WHAT IS NEEDED:
Write out the whole listing exactly as it stands.

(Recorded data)
☆ ☆ ☆ ☆ ☆ ☆ ☆
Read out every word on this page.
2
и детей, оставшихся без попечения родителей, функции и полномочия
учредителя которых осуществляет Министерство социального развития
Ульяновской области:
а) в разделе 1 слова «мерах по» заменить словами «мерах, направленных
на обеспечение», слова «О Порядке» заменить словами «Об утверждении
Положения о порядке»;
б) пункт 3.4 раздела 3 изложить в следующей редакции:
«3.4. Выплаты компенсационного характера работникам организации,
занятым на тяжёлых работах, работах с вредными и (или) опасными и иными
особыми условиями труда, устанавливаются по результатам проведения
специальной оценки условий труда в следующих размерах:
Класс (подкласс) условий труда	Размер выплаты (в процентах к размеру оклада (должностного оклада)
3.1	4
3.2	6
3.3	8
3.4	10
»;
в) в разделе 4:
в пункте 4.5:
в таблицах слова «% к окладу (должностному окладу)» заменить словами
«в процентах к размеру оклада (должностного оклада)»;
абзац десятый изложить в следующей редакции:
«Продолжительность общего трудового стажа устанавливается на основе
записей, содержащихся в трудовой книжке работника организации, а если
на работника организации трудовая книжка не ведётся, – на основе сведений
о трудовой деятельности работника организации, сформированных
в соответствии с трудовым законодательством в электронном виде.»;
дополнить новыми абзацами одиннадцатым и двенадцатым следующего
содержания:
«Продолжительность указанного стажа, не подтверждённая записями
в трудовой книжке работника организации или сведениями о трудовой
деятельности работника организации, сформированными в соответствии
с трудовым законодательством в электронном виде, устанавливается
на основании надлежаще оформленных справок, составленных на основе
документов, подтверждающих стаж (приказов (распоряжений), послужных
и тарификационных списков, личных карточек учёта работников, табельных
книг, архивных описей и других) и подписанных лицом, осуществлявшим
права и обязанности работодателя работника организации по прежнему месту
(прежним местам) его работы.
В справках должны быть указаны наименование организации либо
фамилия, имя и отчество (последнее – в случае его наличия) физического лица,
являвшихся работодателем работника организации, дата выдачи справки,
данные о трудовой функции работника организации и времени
☆ ☆ ☆ ☆ ☆ ☆ ☆
SOLUTION TO THE PROBLEM:
Read out every word on this page.
2
и детей, оставшихся без попечения родителей, функции и полномочия
учредителя которых осуществляет Министерство социального развития
Ульяновской области:
а) в разделе 1 слова «мерах по» заменить словами «мерах, направленных
на обеспечение», слова «О Порядке» заменить словами «Об утверждении
Положения о порядке»;
б) пункт 3.4 раздела 3 изложить в следующей редакции:
«3.4. Выплаты компенсационного характера работникам организации,
занятым на тяжёлых работах, работах с вредными и (или) опасными и иными
особыми условиями труда, устанавливаются по результатам проведения
специальной оценки условий труда в следующих размерах:
Класс (подкласс) условий труда	Размер выплаты (в процентах к размеру оклада (должностного оклада)
3.1	4
3.2	6
3.3	8
3.4	10
»;
в) в разделе 4:
в пункте 4.5:
в таблицах слова «% к окладу (должностному окладу)» заменить словами
«в процентах к размеру оклада (должностного оклада)»;
абзац десятый изложить в следующей редакции:
«Продолжительность общего трудового стажа устанавливается на основе
записей, содержащихся в трудовой книжке работника организации, а если
на работника организации трудовая книжка не ведётся, – на основе сведений
о трудовой деятельности работника организации, сформированных
в соответствии с трудовым законодательством в электронном виде.»;
дополнить новыми абзацами одиннадцатым и двенадцатым следующего
содержания:
«Продолжительность указанного стажа, не подтверждённая записями
в трудовой книжке работника организации или сведениями о трудовой
деятельности работника организации, сформированными в соответствии
с трудовым законодательством в электронном виде, устанавливается
на основании надлежаще оформленных справок, составленных на основе
документов, подтверждающих стаж (приказов (распоряжений), послужных
и тарификационных списков, личных карточек учёта работников, табельных
книг, архивных описей и других) и подписанных лицом, осуществлявшим
права и обязанности работодателя работника организации по прежнему месту
(прежним местам) его работы.
В справках должны быть указаны наименование организации либо
фамилия, имя и отчество (последнее – в случае его наличия) физического лица,
являвшихся работодателем работника организации, дата выдачи справки,
данные о трудовой функции работника организации и времени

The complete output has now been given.